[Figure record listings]
****************

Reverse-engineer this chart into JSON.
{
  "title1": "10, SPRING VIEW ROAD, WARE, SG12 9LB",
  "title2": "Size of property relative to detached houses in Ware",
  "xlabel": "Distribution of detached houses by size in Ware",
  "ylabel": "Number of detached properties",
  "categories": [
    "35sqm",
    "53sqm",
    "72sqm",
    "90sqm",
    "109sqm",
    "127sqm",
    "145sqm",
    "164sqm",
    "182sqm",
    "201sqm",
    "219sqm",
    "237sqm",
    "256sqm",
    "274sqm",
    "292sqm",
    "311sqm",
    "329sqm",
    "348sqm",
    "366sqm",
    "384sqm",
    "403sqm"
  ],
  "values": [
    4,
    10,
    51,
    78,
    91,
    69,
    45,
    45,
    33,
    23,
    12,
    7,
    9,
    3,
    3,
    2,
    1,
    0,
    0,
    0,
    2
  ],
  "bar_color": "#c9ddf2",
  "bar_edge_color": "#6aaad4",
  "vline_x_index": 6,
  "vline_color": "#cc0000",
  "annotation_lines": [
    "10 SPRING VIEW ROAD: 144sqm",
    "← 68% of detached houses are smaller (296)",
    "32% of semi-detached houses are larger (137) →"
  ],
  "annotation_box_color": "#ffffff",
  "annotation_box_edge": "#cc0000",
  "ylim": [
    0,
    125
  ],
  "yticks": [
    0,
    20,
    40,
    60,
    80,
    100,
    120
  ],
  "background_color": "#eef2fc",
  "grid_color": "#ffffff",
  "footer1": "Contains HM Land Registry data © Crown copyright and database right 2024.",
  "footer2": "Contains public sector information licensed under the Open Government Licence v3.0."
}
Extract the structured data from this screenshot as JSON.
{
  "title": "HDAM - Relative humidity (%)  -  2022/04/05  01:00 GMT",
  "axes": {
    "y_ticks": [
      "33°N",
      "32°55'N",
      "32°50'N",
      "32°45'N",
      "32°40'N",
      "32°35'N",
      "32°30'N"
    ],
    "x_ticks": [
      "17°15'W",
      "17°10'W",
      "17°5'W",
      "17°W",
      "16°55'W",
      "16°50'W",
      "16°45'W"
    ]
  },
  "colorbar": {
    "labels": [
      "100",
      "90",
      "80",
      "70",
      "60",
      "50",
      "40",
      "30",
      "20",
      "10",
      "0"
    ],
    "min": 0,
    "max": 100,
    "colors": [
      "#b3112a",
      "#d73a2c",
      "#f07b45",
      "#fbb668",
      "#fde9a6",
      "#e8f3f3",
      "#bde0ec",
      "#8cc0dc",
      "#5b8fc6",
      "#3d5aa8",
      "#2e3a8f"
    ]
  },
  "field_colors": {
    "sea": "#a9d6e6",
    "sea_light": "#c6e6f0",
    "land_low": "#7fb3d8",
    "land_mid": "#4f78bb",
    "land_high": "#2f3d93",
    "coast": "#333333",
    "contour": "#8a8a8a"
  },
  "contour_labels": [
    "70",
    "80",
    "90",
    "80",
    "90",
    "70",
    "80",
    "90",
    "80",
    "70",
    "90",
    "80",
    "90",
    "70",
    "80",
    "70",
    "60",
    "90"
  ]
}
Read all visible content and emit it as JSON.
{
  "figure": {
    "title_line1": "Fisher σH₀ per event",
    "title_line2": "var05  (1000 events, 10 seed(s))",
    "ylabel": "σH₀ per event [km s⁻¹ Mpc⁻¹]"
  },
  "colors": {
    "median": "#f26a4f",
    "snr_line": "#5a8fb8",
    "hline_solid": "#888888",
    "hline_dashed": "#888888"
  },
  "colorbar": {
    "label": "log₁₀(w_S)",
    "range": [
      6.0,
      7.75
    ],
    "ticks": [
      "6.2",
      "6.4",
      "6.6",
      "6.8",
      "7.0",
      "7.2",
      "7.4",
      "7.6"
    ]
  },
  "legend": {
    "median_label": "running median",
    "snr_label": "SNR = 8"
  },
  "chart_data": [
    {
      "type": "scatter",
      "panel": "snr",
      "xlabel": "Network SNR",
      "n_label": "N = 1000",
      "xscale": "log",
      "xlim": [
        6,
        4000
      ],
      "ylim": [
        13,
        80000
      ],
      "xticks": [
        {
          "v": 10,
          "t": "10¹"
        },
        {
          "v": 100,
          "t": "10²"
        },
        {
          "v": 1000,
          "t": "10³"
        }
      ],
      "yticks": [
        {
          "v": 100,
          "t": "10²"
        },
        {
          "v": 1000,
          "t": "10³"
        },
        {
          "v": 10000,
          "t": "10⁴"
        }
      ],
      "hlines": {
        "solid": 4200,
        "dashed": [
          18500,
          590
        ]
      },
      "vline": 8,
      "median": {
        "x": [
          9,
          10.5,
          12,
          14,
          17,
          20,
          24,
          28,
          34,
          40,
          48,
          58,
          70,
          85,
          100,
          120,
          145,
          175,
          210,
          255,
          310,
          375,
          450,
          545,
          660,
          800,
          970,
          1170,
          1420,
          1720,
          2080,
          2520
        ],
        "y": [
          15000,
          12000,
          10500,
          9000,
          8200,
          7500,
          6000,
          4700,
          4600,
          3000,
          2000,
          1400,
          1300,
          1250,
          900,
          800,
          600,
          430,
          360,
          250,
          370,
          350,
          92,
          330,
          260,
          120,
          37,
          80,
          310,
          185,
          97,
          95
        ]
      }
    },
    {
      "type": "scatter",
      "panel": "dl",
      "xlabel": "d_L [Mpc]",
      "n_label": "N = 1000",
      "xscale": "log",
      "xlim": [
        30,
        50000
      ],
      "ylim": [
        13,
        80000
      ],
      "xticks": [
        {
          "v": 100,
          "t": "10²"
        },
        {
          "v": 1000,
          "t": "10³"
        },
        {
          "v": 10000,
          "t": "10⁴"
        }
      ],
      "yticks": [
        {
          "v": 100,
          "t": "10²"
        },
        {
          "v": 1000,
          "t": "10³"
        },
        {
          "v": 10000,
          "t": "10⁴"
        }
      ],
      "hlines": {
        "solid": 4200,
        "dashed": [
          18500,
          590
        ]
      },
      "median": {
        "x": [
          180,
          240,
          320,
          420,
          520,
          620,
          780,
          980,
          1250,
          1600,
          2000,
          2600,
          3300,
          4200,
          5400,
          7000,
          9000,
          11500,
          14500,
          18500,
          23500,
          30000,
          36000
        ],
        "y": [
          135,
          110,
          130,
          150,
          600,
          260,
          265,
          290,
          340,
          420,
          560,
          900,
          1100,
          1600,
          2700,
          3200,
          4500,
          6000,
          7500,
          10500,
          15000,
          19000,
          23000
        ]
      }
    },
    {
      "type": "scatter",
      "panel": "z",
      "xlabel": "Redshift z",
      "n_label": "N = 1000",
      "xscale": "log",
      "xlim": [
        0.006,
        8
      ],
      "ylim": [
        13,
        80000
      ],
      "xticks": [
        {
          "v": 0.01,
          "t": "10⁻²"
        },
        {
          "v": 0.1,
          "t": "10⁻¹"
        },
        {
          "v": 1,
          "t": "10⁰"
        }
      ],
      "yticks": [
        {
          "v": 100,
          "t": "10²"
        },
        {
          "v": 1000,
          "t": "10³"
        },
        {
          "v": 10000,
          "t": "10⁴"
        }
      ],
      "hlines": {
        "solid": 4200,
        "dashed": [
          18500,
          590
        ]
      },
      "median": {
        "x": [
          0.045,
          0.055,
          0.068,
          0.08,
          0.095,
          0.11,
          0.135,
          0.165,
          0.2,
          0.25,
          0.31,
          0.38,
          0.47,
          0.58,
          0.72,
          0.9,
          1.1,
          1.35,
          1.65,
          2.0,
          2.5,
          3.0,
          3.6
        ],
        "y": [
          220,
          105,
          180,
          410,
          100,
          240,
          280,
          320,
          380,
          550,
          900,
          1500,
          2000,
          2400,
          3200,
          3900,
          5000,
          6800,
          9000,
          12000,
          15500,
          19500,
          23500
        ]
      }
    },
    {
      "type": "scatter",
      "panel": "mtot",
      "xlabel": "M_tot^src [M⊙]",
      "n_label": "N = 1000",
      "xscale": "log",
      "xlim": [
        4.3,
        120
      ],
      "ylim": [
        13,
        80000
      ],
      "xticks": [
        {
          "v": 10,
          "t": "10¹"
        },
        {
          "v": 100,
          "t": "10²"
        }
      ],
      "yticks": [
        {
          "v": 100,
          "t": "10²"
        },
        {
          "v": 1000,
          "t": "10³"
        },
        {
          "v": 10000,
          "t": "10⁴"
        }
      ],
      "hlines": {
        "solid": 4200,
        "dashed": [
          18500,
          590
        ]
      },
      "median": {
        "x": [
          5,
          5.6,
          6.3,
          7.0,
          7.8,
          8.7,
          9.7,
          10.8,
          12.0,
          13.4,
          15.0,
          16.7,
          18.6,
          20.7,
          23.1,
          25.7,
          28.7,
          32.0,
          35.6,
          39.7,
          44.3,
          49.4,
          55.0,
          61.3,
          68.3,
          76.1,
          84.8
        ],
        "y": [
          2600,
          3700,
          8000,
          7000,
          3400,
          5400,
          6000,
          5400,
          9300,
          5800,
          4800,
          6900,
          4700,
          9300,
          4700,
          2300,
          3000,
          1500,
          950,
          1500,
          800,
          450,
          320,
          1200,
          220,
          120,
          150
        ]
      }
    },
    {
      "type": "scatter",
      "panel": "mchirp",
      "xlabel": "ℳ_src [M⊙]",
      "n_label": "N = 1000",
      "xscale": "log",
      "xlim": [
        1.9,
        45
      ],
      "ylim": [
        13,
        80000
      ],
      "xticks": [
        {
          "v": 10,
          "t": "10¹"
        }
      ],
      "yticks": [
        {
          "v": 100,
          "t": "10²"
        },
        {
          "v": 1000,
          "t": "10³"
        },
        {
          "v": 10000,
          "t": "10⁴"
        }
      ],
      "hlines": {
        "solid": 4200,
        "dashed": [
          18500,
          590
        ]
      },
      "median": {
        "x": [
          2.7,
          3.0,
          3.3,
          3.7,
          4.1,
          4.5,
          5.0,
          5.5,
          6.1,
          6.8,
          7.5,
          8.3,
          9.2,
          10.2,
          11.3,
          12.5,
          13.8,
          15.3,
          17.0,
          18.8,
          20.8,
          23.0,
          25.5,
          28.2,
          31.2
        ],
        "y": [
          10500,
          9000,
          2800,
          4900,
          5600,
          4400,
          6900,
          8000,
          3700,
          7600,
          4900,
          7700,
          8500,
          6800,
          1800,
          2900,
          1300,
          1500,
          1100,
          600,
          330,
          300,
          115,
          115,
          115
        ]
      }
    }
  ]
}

****************

● **INSTRUCTION**:
In the listing above, find each line with the word "ylabel" and copy it.

● **SOLUTION BELOW**:
  "ylabel": "Number of detached properties",
    "ylabel": "σH₀ per event [km s⁻¹ Mpc⁻¹]"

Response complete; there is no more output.